Please give the entries again in full and exactly, without any picture.

Dataset entries:

— BEGIN —

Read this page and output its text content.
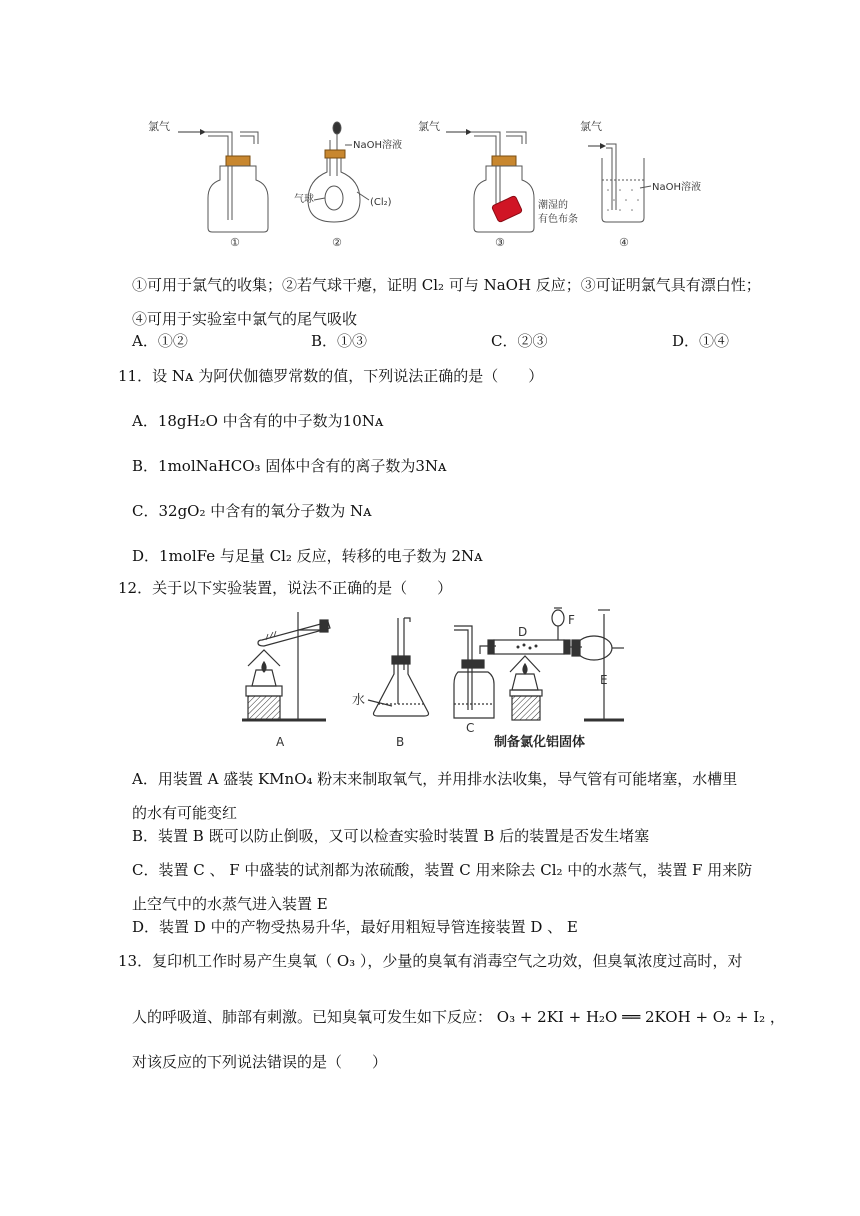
氯气
①
NaOH溶液
气球	(Cl₂)
②
氯气
潮湿的
有色布条
③
氯气
NaOH溶液
④
①可用于氯气的收集；②若气球干瘪，证明 Cl₂ 可与 NaOH 反应；③可证明氯气具有漂白性；
④可用于实验室中氯气的尾气吸收
A．①②	B．①③	C．②③	D．①④
11．设 Nᴀ 为阿伏伽德罗常数的值，下列说法正确的是（　　）
A．18gH₂O 中含有的中子数为10Nᴀ
B．1molNaHCO₃ 固体中含有的离子数为3Nᴀ
C．32gO₂ 中含有的氧分子数为 Nᴀ
D．1molFe 与足量 Cl₂ 反应，转移的电子数为 2Nᴀ
12．关于以下实验装置，说法不正确的是（　　）
A
水
B
C
D
F
E
制备氯化铝固体
A．用装置 A 盛装 KMnO₄ 粉末来制取氧气，并用排水法收集，导气管有可能堵塞，水槽里
的水有可能变红
B．装置 B 既可以防止倒吸，又可以检查实验时装置 B 后的装置是否发生堵塞
C．装置 C 、 F 中盛装的试剂都为浓硫酸，装置 C 用来除去 Cl₂ 中的水蒸气，装置 F 用来防
止空气中的水蒸气进入装置 E
D．装置 D 中的产物受热易升华，最好用粗短导管连接装置 D 、 E
13．复印机工作时易产生臭氧（ O₃ ），少量的臭氧有消毒空气之功效，但臭氧浓度过高时，对
人的呼吸道、肺部有刺激。已知臭氧可发生如下反应： O₃ + 2KI + H₂O ══ 2KOH + O₂ + I₂ ，
对该反应的下列说法错误的是（　　）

— END —

*FULL SOLUTION*:
Read this page and output its text content.
氯气
①
NaOH溶液
气球	(Cl₂)
②
氯气
潮湿的
有色布条
③
氯气
NaOH溶液
④
①可用于氯气的收集；②若气球干瘪，证明 Cl₂ 可与 NaOH 反应；③可证明氯气具有漂白性；
④可用于实验室中氯气的尾气吸收
A．①②	B．①③	C．②③	D．①④
11．设 Nᴀ 为阿伏伽德罗常数的值，下列说法正确的是（　　）
A．18gH₂O 中含有的中子数为10Nᴀ
B．1molNaHCO₃ 固体中含有的离子数为3Nᴀ
C．32gO₂ 中含有的氧分子数为 Nᴀ
D．1molFe 与足量 Cl₂ 反应，转移的电子数为 2Nᴀ
12．关于以下实验装置，说法不正确的是（　　）
A
水
B
C
D
F
E
制备氯化铝固体
A．用装置 A 盛装 KMnO₄ 粉末来制取氧气，并用排水法收集，导气管有可能堵塞，水槽里
的水有可能变红
B．装置 B 既可以防止倒吸，又可以检查实验时装置 B 后的装置是否发生堵塞
C．装置 C 、 F 中盛装的试剂都为浓硫酸，装置 C 用来除去 Cl₂ 中的水蒸气，装置 F 用来防
止空气中的水蒸气进入装置 E
D．装置 D 中的产物受热易升华，最好用粗短导管连接装置 D 、 E
13．复印机工作时易产生臭氧（ O₃ ），少量的臭氧有消毒空气之功效，但臭氧浓度过高时，对
人的呼吸道、肺部有刺激。已知臭氧可发生如下反应： O₃ + 2KI + H₂O ══ 2KOH + O₂ + I₂ ，
对该反应的下列说法错误的是（　　）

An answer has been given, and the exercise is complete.